What is expected: Search the records below for the word "name" and show every line where it occurs.

□ □ □ □ □ □ □

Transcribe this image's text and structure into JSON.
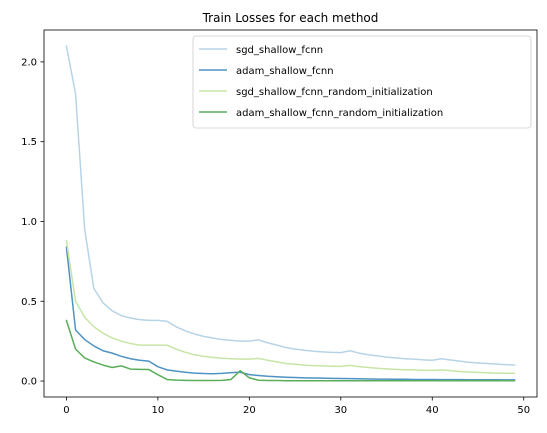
{
  "chart_data": {
    "type": "line",
    "title": "Train Losses for each method",
    "xlabel": "",
    "ylabel": "",
    "xlim": [
      -2.45,
      51.45
    ],
    "ylim": [
      -0.1,
      2.2
    ],
    "xticks": [
      0,
      10,
      20,
      30,
      40,
      50
    ],
    "yticks": [
      0.0,
      0.5,
      1.0,
      1.5,
      2.0
    ],
    "xtick_labels": [
      "0",
      "10",
      "20",
      "30",
      "40",
      "50"
    ],
    "ytick_labels": [
      "0.0",
      "0.5",
      "1.0",
      "1.5",
      "2.0"
    ],
    "grid": false,
    "legend_position": "upper-right",
    "x": [
      0,
      1,
      2,
      3,
      4,
      5,
      6,
      7,
      8,
      9,
      10,
      11,
      12,
      13,
      14,
      15,
      16,
      17,
      18,
      19,
      20,
      21,
      22,
      23,
      24,
      25,
      26,
      27,
      28,
      29,
      30,
      31,
      32,
      33,
      34,
      35,
      36,
      37,
      38,
      39,
      40,
      41,
      42,
      43,
      44,
      45,
      46,
      47,
      48,
      49
    ],
    "series": [
      {
        "name": "sgd_shallow_fcnn",
        "color": "#b7d4e6",
        "values": [
          2.1,
          1.8,
          0.95,
          0.58,
          0.49,
          0.44,
          0.41,
          0.395,
          0.385,
          0.38,
          0.38,
          0.375,
          0.34,
          0.315,
          0.295,
          0.28,
          0.27,
          0.26,
          0.255,
          0.25,
          0.25,
          0.258,
          0.24,
          0.225,
          0.21,
          0.2,
          0.193,
          0.187,
          0.183,
          0.18,
          0.178,
          0.19,
          0.175,
          0.165,
          0.158,
          0.15,
          0.145,
          0.14,
          0.137,
          0.133,
          0.13,
          0.14,
          0.132,
          0.125,
          0.118,
          0.113,
          0.11,
          0.106,
          0.103,
          0.1
        ]
      },
      {
        "name": "adam_shallow_fcnn",
        "color": "#4e93c3",
        "values": [
          0.84,
          0.32,
          0.26,
          0.22,
          0.19,
          0.175,
          0.155,
          0.14,
          0.13,
          0.125,
          0.09,
          0.07,
          0.062,
          0.055,
          0.05,
          0.047,
          0.046,
          0.048,
          0.053,
          0.055,
          0.04,
          0.035,
          0.03,
          0.027,
          0.024,
          0.022,
          0.02,
          0.019,
          0.018,
          0.017,
          0.016,
          0.015,
          0.014,
          0.013,
          0.012,
          0.012,
          0.011,
          0.011,
          0.01,
          0.01,
          0.01,
          0.009,
          0.009,
          0.009,
          0.008,
          0.008,
          0.008,
          0.008,
          0.007,
          0.007
        ]
      },
      {
        "name": "sgd_shallow_fcnn_random_initialization",
        "color": "#c7e5a6",
        "values": [
          0.88,
          0.5,
          0.4,
          0.34,
          0.3,
          0.27,
          0.25,
          0.235,
          0.225,
          0.225,
          0.225,
          0.225,
          0.2,
          0.18,
          0.165,
          0.155,
          0.148,
          0.143,
          0.14,
          0.138,
          0.137,
          0.142,
          0.13,
          0.12,
          0.11,
          0.105,
          0.1,
          0.097,
          0.095,
          0.093,
          0.092,
          0.098,
          0.09,
          0.085,
          0.08,
          0.076,
          0.073,
          0.071,
          0.07,
          0.068,
          0.067,
          0.07,
          0.065,
          0.06,
          0.057,
          0.054,
          0.052,
          0.05,
          0.049,
          0.048
        ]
      },
      {
        "name": "adam_shallow_fcnn_random_initialization",
        "color": "#5aae5a",
        "values": [
          0.38,
          0.2,
          0.145,
          0.12,
          0.1,
          0.085,
          0.095,
          0.075,
          0.073,
          0.072,
          0.04,
          0.01,
          0.006,
          0.004,
          0.003,
          0.003,
          0.003,
          0.004,
          0.01,
          0.065,
          0.02,
          0.005,
          0.003,
          0.003,
          0.002,
          0.002,
          0.002,
          0.002,
          0.002,
          0.002,
          0.002,
          0.002,
          0.002,
          0.002,
          0.002,
          0.002,
          0.002,
          0.002,
          0.002,
          0.002,
          0.002,
          0.002,
          0.002,
          0.002,
          0.002,
          0.002,
          0.002,
          0.002,
          0.002,
          0.002
        ]
      }
    ]
  }
}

□ □ □ □ □ □ □

Finished task:
        "name": "sgd_shallow_fcnn",
        "name": "adam_shallow_fcnn",
        "name": "sgd_shallow_fcnn_random_initialization",
        "name": "adam_shallow_fcnn_random_initialization",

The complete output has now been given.